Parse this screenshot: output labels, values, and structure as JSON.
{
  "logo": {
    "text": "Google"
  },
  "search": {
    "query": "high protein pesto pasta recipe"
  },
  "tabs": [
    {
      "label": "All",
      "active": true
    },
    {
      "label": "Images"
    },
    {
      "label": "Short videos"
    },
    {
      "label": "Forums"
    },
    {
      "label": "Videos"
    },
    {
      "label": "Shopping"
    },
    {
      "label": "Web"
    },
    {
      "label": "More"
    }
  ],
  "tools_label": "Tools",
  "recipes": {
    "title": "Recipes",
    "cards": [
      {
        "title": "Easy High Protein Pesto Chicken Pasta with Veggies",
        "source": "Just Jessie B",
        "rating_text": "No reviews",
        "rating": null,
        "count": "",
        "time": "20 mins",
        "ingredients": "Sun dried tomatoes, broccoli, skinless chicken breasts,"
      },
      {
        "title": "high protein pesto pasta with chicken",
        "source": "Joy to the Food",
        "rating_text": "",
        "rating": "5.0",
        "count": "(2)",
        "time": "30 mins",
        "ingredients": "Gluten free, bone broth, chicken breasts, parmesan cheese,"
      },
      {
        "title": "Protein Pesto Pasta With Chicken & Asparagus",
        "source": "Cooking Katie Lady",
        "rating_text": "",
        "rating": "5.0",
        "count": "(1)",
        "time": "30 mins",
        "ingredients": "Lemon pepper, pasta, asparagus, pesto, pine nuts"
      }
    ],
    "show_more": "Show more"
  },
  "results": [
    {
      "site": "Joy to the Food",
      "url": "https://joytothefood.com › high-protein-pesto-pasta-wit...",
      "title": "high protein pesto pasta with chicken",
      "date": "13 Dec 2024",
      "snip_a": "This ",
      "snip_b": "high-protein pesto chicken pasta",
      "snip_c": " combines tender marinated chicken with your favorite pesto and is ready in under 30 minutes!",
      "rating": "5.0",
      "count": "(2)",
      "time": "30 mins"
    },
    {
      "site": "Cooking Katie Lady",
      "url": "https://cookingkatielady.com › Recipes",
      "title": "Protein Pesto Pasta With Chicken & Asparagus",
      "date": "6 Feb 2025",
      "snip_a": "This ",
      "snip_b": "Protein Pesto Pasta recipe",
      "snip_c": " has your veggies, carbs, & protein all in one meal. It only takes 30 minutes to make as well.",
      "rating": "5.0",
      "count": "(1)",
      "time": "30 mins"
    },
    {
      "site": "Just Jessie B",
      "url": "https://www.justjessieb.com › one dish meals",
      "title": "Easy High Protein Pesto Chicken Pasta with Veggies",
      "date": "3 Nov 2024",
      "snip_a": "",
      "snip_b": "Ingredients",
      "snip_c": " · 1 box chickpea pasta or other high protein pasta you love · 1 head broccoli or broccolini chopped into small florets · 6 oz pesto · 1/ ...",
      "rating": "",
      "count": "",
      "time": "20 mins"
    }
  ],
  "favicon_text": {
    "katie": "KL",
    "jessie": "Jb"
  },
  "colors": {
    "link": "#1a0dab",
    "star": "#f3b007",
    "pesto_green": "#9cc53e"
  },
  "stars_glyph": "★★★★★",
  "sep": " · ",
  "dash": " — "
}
+ + +
### WORK TO BE COMPLETED
Each line of the material that holds the string "source" counts once; give the total alone.

### ANSWER BELOW
3